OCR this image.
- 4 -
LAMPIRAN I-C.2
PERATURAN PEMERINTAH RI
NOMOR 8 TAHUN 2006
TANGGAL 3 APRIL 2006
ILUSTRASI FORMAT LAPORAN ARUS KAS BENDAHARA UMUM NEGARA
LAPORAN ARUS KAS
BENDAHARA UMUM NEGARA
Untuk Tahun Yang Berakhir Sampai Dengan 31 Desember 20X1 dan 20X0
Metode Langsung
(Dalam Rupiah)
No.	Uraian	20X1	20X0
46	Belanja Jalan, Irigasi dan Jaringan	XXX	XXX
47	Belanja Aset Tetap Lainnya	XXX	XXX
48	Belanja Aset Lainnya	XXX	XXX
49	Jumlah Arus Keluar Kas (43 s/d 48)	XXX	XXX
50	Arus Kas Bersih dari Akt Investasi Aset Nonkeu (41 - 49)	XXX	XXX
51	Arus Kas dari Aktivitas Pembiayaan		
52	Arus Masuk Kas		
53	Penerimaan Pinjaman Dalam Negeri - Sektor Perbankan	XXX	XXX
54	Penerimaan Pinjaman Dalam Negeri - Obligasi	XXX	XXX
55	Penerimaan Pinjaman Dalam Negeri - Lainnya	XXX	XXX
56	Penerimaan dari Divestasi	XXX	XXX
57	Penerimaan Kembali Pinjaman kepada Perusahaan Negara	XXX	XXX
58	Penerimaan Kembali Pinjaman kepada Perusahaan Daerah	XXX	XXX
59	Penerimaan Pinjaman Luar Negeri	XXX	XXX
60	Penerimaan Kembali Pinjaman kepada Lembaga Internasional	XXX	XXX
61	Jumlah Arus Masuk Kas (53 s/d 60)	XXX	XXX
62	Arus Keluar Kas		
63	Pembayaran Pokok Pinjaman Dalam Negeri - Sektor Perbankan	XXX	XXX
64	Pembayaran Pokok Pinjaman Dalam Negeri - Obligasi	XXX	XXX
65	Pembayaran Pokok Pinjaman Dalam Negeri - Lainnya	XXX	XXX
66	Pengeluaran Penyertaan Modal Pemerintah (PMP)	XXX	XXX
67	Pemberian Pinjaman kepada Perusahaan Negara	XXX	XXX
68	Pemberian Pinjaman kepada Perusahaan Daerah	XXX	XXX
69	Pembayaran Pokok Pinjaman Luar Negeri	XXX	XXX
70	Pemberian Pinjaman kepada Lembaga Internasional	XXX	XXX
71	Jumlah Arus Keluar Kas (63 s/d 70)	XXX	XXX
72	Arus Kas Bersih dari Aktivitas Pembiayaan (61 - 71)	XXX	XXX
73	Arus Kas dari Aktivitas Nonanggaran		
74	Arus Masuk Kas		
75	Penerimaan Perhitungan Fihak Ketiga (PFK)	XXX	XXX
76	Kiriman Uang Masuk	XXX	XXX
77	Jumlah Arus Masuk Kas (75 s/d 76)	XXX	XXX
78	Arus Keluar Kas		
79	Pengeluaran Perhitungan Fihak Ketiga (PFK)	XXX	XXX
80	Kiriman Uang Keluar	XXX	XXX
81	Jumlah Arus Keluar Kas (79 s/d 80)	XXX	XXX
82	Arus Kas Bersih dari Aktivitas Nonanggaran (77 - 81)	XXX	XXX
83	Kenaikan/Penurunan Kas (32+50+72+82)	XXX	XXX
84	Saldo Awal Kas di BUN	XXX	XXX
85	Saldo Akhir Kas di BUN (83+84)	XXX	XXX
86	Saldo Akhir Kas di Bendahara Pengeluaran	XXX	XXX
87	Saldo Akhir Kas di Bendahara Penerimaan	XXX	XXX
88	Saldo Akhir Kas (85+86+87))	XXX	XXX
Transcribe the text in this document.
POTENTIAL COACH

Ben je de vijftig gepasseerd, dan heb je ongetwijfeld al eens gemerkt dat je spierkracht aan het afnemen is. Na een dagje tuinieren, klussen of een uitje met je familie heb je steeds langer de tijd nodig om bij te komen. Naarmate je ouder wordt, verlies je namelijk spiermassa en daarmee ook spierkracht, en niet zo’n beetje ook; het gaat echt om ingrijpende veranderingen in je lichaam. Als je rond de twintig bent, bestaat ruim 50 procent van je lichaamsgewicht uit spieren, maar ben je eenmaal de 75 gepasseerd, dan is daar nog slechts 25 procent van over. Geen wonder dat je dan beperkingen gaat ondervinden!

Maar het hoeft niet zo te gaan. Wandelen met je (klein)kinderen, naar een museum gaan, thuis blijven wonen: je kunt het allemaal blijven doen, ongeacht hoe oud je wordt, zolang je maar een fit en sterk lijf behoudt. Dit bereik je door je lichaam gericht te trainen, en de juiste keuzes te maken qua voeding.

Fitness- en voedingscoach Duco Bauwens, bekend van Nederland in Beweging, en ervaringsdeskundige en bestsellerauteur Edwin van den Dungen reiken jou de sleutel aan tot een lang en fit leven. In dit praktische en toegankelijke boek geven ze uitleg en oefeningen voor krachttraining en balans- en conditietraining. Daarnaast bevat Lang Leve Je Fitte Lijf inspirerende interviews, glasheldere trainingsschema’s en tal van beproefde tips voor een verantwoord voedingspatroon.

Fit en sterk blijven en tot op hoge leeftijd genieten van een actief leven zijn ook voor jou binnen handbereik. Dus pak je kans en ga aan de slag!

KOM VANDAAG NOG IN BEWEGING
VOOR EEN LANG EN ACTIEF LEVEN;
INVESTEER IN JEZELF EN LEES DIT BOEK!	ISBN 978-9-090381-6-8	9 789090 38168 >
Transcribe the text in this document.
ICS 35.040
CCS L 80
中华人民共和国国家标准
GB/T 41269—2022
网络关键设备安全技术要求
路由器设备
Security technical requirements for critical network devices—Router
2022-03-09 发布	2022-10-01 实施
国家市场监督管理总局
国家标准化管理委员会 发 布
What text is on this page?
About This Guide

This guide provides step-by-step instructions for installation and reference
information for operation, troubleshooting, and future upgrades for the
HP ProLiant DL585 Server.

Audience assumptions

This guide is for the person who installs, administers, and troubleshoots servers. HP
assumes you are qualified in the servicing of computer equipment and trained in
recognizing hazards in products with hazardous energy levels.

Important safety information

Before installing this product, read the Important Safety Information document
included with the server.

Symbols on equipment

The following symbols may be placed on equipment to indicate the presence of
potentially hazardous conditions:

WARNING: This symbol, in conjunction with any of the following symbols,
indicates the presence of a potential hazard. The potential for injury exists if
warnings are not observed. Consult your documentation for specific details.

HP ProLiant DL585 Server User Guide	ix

◆ ◆ ◆ ◆

*Problem to work on:*
Repeat the listing exactly, from its first line to its last.

*Result for this task:*
OCR this image.
- 4 -
LAMPIRAN I-C.2
PERATURAN PEMERINTAH RI
NOMOR 8 TAHUN 2006
TANGGAL 3 APRIL 2006
ILUSTRASI FORMAT LAPORAN ARUS KAS BENDAHARA UMUM NEGARA
LAPORAN ARUS KAS
BENDAHARA UMUM NEGARA
Untuk Tahun Yang Berakhir Sampai Dengan 31 Desember 20X1 dan 20X0
Metode Langsung
(Dalam Rupiah)
No.	Uraian	20X1	20X0
46	Belanja Jalan, Irigasi dan Jaringan	XXX	XXX
47	Belanja Aset Tetap Lainnya	XXX	XXX
48	Belanja Aset Lainnya	XXX	XXX
49	Jumlah Arus Keluar Kas (43 s/d 48)	XXX	XXX
50	Arus Kas Bersih dari Akt Investasi Aset Nonkeu (41 - 49)	XXX	XXX
51	Arus Kas dari Aktivitas Pembiayaan		
52	Arus Masuk Kas		
53	Penerimaan Pinjaman Dalam Negeri - Sektor Perbankan	XXX	XXX
54	Penerimaan Pinjaman Dalam Negeri - Obligasi	XXX	XXX
55	Penerimaan Pinjaman Dalam Negeri - Lainnya	XXX	XXX
56	Penerimaan dari Divestasi	XXX	XXX
57	Penerimaan Kembali Pinjaman kepada Perusahaan Negara	XXX	XXX
58	Penerimaan Kembali Pinjaman kepada Perusahaan Daerah	XXX	XXX
59	Penerimaan Pinjaman Luar Negeri	XXX	XXX
60	Penerimaan Kembali Pinjaman kepada Lembaga Internasional	XXX	XXX
61	Jumlah Arus Masuk Kas (53 s/d 60)	XXX	XXX
62	Arus Keluar Kas		
63	Pembayaran Pokok Pinjaman Dalam Negeri - Sektor Perbankan	XXX	XXX
64	Pembayaran Pokok Pinjaman Dalam Negeri - Obligasi	XXX	XXX
65	Pembayaran Pokok Pinjaman Dalam Negeri - Lainnya	XXX	XXX
66	Pengeluaran Penyertaan Modal Pemerintah (PMP)	XXX	XXX
67	Pemberian Pinjaman kepada Perusahaan Negara	XXX	XXX
68	Pemberian Pinjaman kepada Perusahaan Daerah	XXX	XXX
69	Pembayaran Pokok Pinjaman Luar Negeri	XXX	XXX
70	Pemberian Pinjaman kepada Lembaga Internasional	XXX	XXX
71	Jumlah Arus Keluar Kas (63 s/d 70)	XXX	XXX
72	Arus Kas Bersih dari Aktivitas Pembiayaan (61 - 71)	XXX	XXX
73	Arus Kas dari Aktivitas Nonanggaran		
74	Arus Masuk Kas		
75	Penerimaan Perhitungan Fihak Ketiga (PFK)	XXX	XXX
76	Kiriman Uang Masuk	XXX	XXX
77	Jumlah Arus Masuk Kas (75 s/d 76)	XXX	XXX
78	Arus Keluar Kas		
79	Pengeluaran Perhitungan Fihak Ketiga (PFK)	XXX	XXX
80	Kiriman Uang Keluar	XXX	XXX
81	Jumlah Arus Keluar Kas (79 s/d 80)	XXX	XXX
82	Arus Kas Bersih dari Aktivitas Nonanggaran (77 - 81)	XXX	XXX
83	Kenaikan/Penurunan Kas (32+50+72+82)	XXX	XXX
84	Saldo Awal Kas di BUN	XXX	XXX
85	Saldo Akhir Kas di BUN (83+84)	XXX	XXX
86	Saldo Akhir Kas di Bendahara Pengeluaran	XXX	XXX
87	Saldo Akhir Kas di Bendahara Penerimaan	XXX	XXX
88	Saldo Akhir Kas (85+86+87))	XXX	XXX
Transcribe the text in this document.
POTENTIAL COACH

Ben je de vijftig gepasseerd, dan heb je ongetwijfeld al eens gemerkt dat je spierkracht aan het afnemen is. Na een dagje tuinieren, klussen of een uitje met je familie heb je steeds langer de tijd nodig om bij te komen. Naarmate je ouder wordt, verlies je namelijk spiermassa en daarmee ook spierkracht, en niet zo’n beetje ook; het gaat echt om ingrijpende veranderingen in je lichaam. Als je rond de twintig bent, bestaat ruim 50 procent van je lichaamsgewicht uit spieren, maar ben je eenmaal de 75 gepasseerd, dan is daar nog slechts 25 procent van over. Geen wonder dat je dan beperkingen gaat ondervinden!

Maar het hoeft niet zo te gaan. Wandelen met je (klein)kinderen, naar een museum gaan, thuis blijven wonen: je kunt het allemaal blijven doen, ongeacht hoe oud je wordt, zolang je maar een fit en sterk lijf behoudt. Dit bereik je door je lichaam gericht te trainen, en de juiste keuzes te maken qua voeding.

Fitness- en voedingscoach Duco Bauwens, bekend van Nederland in Beweging, en ervaringsdeskundige en bestsellerauteur Edwin van den Dungen reiken jou de sleutel aan tot een lang en fit leven. In dit praktische en toegankelijke boek geven ze uitleg en oefeningen voor krachttraining en balans- en conditietraining. Daarnaast bevat Lang Leve Je Fitte Lijf inspirerende interviews, glasheldere trainingsschema’s en tal van beproefde tips voor een verantwoord voedingspatroon.

Fit en sterk blijven en tot op hoge leeftijd genieten van een actief leven zijn ook voor jou binnen handbereik. Dus pak je kans en ga aan de slag!

KOM VANDAAG NOG IN BEWEGING
VOOR EEN LANG EN ACTIEF LEVEN;
INVESTEER IN JEZELF EN LEES DIT BOEK!	ISBN 978-9-090381-6-8	9 789090 38168 >
Transcribe the text in this document.
ICS 35.040
CCS L 80
中华人民共和国国家标准
GB/T 41269—2022
网络关键设备安全技术要求
路由器设备
Security technical requirements for critical network devices—Router
2022-03-09 发布	2022-10-01 实施
国家市场监督管理总局
国家标准化管理委员会 发 布
What text is on this page?
About This Guide

This guide provides step-by-step instructions for installation and reference
information for operation, troubleshooting, and future upgrades for the
HP ProLiant DL585 Server.

Audience assumptions

This guide is for the person who installs, administers, and troubleshoots servers. HP
assumes you are qualified in the servicing of computer equipment and trained in
recognizing hazards in products with hazardous energy levels.

Important safety information

Before installing this product, read the Important Safety Information document
included with the server.

Symbols on equipment

The following symbols may be placed on equipment to indicate the presence of
potentially hazardous conditions:

WARNING: This symbol, in conjunction with any of the following symbols,
indicates the presence of a potential hazard. The potential for injury exists if
warnings are not observed. Consult your documentation for specific details.

HP ProLiant DL585 Server User Guide	ix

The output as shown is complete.